◆ **Stated task A**
Copy the passage of the governance article that starts at the words "Its purpose was" and ends after "being properly balanced?".

◆ **Excerpt**
%%

GOOD PRACTICE GUIDE The twittering of governance

A year ago the Cultural Governance Alliance (CGA) was set up by the Clore Leadership Programme, with partners such as UK Theatre, Cause 4 and Association of Independent Museums, writes Simon Tait.

Its purpose was to confront a nagging problem that had been growing in urgency: boards and how they work with the management of their arts organisations. Were boards engaging with long term agendas? Were there balanced creative and strategic dialogues? Was board members’ expertise being usefully harnessed to the increasingly vital activity of fundraising? Are trustees properly informed about the organisations they are championing? And are risk and responsible management being properly balanced?

Last week the CGA’s now hundreds of members gathered for its first annual conference, Governance Now. What has changed?

In a word, Twitter, says the Clore’s CEO Hilary Carty (main image); more broadly, the constant change and the necessity to be able to respond quickly. All those issues are being tackled, she says, thanks to a more fluid dialogue within organisations and between different companies, and the speed of smart phone communication - “Awareness of the power of social media has heightened, and organisations are having to address that” Carty says.

%%

◆ **Stated task B**
Arrange the lines of the listing below, from the line that contains "data-point — [524, 222, 537, 235]" through the line that contains "data-point — [433, 225, 446, 238]", as a Markdown table with the columns Row and Entry. Number each row and leave out blank lines.

◆ **Provided material**

%%

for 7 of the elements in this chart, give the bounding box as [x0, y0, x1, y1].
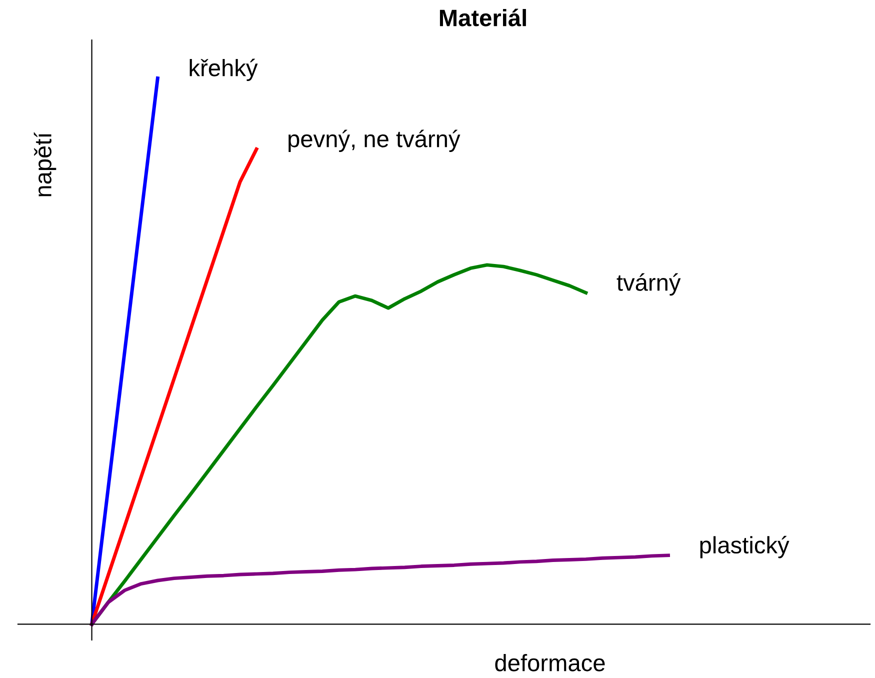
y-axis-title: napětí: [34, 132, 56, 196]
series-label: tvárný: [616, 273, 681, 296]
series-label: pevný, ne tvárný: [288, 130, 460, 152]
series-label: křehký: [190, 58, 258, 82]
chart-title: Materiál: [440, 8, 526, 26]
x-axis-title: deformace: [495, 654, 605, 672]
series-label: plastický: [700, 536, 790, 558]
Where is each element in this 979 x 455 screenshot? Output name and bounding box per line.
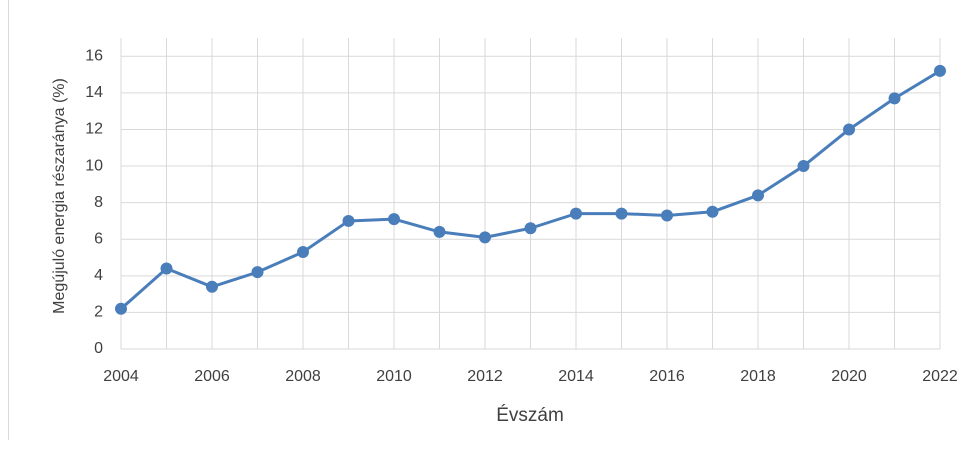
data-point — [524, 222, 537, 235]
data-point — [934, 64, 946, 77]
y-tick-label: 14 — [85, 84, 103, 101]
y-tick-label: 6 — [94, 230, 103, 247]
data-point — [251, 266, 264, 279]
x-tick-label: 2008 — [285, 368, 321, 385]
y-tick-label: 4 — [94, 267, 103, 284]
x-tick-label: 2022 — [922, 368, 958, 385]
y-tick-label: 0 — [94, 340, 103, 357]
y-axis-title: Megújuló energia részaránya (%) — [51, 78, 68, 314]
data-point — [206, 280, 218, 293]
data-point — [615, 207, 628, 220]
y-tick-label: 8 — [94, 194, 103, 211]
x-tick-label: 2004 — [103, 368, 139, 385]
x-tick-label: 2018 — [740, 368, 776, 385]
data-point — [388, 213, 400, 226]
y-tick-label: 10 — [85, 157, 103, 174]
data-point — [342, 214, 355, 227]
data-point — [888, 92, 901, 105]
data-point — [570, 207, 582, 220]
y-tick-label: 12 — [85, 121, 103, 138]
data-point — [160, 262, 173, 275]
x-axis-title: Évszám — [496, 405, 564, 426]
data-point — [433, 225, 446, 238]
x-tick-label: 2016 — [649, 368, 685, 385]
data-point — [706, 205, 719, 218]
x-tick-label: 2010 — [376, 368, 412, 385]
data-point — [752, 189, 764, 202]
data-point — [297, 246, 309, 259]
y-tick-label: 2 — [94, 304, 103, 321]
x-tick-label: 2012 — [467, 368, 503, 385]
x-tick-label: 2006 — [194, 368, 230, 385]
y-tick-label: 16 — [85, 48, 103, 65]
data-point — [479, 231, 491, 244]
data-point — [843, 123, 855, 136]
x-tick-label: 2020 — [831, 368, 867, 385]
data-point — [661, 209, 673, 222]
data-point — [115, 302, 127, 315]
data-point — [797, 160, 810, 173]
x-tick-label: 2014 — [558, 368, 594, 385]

%%

◆ **Problem solution A**
Its purpose was to confront a nagging problem that had been growing in urgency: boards and how they work with the management of their arts organisations. Were boards engaging with long term agendas? Were there balanced creative and strategic dialogues? Was board members’ expertise being usefully harnessed to the increasingly vital activity of fundraising? Are trustees properly informed about the organisations they are championing? And are risk and responsible management being properly balanced?

◆ **Problem solution B**
| Row | Entry |
|---|---|
| 1 | data-point — [524, 222, 537, 235] |
| 2 | data-point — [934, 64, 946, 77] |
| 3 | y-tick-label: 14 — [85, 84, 103, 101] |
| 4 | y-tick-label: 6 — [94, 230, 103, 247] |
| 5 | data-point — [251, 266, 264, 279] |
| 6 | x-tick-label: 2008 — [285, 368, 321, 385] |
| 7 | y-tick-label: 4 — [94, 267, 103, 284] |
| 8 | x-tick-label: 2022 — [922, 368, 958, 385] |
| 9 | y-tick-label: 0 — [94, 340, 103, 357] |
| 10 | y-axis-title: Megújuló energia részaránya (%) — [51, 78, 68, 314] |
| 11 | data-point — [206, 280, 218, 293] |
| 12 | data-point — [615, 207, 628, 220] |
| 13 | y-tick-label: 8 — [94, 194, 103, 211] |
| 14 | x-tick-label: 2004 — [103, 368, 139, 385] |
| 15 | x-tick-label: 2018 — [740, 368, 776, 385] |
| 16 | data-point — [388, 213, 400, 226] |
| 17 | y-tick-label: 10 — [85, 157, 103, 174] |
| 18 | data-point — [342, 214, 355, 227] |
| 19 | data-point — [888, 92, 901, 105] |
| 20 | data-point — [570, 207, 582, 220] |
| 21 | y-tick-label: 12 — [85, 121, 103, 138] |
| 22 | data-point — [160, 262, 173, 275] |
| 23 | x-axis-title: Évszám — [496, 405, 564, 426] |
| 24 | data-point — [433, 225, 446, 238] |